### Supplied records
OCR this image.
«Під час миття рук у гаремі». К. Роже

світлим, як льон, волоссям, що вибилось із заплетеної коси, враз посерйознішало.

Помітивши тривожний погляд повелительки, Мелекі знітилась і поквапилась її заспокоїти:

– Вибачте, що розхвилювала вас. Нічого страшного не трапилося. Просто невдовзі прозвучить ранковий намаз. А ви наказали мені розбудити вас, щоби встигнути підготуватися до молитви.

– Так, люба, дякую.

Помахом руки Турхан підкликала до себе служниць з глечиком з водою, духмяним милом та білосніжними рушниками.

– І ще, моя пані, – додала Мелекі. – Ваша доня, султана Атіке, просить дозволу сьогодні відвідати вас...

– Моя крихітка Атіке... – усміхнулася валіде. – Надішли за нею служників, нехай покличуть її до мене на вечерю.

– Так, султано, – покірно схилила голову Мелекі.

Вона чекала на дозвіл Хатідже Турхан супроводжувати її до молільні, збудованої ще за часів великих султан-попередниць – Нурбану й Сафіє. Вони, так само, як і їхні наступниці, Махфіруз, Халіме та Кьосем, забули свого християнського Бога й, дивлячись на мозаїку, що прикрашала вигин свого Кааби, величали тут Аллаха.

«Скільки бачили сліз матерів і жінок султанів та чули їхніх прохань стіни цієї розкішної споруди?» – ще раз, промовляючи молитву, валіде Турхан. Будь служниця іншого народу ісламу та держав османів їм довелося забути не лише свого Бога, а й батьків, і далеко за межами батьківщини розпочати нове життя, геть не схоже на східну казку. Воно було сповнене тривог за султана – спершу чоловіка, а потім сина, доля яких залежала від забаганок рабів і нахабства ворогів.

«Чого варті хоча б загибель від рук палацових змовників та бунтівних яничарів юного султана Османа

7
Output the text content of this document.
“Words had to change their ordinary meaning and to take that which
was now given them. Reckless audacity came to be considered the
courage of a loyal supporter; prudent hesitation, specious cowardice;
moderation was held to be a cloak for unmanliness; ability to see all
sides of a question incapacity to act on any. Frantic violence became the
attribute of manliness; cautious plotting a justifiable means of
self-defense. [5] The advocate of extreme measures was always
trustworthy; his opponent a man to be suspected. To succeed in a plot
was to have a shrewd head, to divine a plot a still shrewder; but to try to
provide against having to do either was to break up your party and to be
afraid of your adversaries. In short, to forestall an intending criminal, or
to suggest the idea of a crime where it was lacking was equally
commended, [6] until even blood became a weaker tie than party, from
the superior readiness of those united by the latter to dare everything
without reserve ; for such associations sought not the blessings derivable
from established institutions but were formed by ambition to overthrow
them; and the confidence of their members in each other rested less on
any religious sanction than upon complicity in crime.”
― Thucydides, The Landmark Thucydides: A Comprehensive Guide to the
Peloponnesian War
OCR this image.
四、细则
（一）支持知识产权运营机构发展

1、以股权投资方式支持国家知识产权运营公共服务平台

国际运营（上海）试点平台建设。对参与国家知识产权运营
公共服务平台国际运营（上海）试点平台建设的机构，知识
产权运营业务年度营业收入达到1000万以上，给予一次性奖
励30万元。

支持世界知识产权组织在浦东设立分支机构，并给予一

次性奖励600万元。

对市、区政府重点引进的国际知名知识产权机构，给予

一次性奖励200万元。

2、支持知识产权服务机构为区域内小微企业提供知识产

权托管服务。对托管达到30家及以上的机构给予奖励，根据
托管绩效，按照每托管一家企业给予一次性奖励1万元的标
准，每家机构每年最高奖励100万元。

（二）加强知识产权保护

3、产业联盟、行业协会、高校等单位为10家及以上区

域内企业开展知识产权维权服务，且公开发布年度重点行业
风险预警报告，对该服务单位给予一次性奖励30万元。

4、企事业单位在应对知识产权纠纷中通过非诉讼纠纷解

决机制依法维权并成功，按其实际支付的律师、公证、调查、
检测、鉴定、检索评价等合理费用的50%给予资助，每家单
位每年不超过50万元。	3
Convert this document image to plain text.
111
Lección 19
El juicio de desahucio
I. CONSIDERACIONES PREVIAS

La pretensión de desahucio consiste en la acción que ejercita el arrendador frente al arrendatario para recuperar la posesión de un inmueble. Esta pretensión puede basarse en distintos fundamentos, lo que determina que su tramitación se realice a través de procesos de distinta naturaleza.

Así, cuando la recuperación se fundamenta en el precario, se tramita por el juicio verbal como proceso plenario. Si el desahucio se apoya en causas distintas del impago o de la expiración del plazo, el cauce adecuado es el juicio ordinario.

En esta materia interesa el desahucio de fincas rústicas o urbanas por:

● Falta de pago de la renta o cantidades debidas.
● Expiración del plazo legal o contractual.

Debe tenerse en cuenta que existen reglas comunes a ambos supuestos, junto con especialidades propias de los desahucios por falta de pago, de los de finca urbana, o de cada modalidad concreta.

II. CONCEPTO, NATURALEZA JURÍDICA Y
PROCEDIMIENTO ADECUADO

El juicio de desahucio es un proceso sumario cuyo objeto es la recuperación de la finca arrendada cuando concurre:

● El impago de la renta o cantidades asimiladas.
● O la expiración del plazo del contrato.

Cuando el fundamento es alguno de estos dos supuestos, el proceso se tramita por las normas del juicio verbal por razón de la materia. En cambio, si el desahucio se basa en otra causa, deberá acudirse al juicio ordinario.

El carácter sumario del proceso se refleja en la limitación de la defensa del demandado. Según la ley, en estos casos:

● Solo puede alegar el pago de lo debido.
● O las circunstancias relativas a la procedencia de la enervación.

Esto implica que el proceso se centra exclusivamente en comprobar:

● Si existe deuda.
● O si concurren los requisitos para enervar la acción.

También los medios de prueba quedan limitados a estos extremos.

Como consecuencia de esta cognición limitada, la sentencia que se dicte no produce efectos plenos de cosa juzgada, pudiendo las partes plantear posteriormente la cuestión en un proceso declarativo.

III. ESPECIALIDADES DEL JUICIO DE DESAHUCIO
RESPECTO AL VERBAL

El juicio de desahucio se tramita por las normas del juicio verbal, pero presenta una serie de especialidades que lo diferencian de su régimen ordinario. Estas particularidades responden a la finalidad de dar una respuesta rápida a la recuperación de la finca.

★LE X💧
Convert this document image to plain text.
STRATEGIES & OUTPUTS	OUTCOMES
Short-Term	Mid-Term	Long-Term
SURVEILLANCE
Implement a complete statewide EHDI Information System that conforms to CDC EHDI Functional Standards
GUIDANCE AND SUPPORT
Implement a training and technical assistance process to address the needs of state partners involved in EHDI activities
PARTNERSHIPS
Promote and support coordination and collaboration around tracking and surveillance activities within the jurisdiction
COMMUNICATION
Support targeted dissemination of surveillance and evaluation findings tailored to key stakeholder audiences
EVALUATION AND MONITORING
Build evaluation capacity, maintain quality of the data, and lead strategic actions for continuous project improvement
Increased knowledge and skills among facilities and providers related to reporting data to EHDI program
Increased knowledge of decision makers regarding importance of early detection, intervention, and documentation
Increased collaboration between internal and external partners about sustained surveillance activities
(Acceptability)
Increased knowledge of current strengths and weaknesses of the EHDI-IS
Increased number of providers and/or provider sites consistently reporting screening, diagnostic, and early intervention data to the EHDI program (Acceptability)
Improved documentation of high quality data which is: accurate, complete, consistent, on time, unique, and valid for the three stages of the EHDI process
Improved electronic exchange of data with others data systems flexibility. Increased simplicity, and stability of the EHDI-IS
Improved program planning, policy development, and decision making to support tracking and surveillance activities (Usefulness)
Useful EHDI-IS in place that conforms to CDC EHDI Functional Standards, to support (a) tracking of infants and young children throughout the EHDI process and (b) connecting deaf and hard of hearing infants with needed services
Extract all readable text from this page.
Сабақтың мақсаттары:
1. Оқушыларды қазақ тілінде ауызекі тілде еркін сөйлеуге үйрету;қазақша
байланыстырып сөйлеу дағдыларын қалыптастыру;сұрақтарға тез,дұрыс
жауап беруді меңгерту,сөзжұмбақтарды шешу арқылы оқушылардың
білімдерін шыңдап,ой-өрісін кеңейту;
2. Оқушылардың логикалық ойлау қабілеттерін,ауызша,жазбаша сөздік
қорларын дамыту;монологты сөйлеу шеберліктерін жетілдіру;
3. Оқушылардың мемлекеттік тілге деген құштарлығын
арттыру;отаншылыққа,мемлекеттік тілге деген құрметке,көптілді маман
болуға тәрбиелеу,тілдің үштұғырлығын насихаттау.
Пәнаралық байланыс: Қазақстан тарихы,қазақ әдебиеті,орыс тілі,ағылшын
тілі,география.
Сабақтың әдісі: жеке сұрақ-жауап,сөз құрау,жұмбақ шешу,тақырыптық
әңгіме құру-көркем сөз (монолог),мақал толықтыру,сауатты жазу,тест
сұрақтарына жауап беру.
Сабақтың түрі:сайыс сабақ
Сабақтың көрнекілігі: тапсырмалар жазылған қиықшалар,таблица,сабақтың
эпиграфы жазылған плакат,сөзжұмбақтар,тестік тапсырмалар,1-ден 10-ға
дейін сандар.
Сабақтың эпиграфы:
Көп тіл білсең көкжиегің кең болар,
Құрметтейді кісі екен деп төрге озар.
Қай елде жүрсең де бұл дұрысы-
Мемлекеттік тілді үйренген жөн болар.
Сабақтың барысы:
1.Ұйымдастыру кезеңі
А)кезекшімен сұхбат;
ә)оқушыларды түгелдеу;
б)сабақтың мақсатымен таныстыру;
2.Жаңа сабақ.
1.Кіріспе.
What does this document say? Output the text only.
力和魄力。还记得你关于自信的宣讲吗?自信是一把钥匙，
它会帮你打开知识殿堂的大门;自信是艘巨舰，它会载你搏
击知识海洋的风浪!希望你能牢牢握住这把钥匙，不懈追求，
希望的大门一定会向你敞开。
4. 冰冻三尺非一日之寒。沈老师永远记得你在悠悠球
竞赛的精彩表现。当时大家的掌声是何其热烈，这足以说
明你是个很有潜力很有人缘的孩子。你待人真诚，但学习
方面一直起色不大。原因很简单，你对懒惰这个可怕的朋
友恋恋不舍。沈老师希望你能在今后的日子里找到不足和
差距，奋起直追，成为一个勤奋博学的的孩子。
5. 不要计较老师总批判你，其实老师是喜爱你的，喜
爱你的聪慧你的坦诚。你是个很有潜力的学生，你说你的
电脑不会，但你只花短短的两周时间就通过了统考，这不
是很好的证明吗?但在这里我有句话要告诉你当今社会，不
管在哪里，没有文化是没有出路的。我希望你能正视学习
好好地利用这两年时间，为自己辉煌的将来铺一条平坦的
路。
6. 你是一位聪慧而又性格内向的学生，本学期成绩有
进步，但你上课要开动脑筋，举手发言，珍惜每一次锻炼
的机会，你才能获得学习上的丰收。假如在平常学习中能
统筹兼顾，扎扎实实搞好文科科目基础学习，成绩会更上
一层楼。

### Problem to work on
Look through the data and show every line containing "intervention".

### Written response
Increased knowledge of decision makers regarding importance of early detection, intervention, and documentation
Increased number of providers and/or provider sites consistently reporting screening, diagnostic, and early intervention data to the EHDI program (Acceptability)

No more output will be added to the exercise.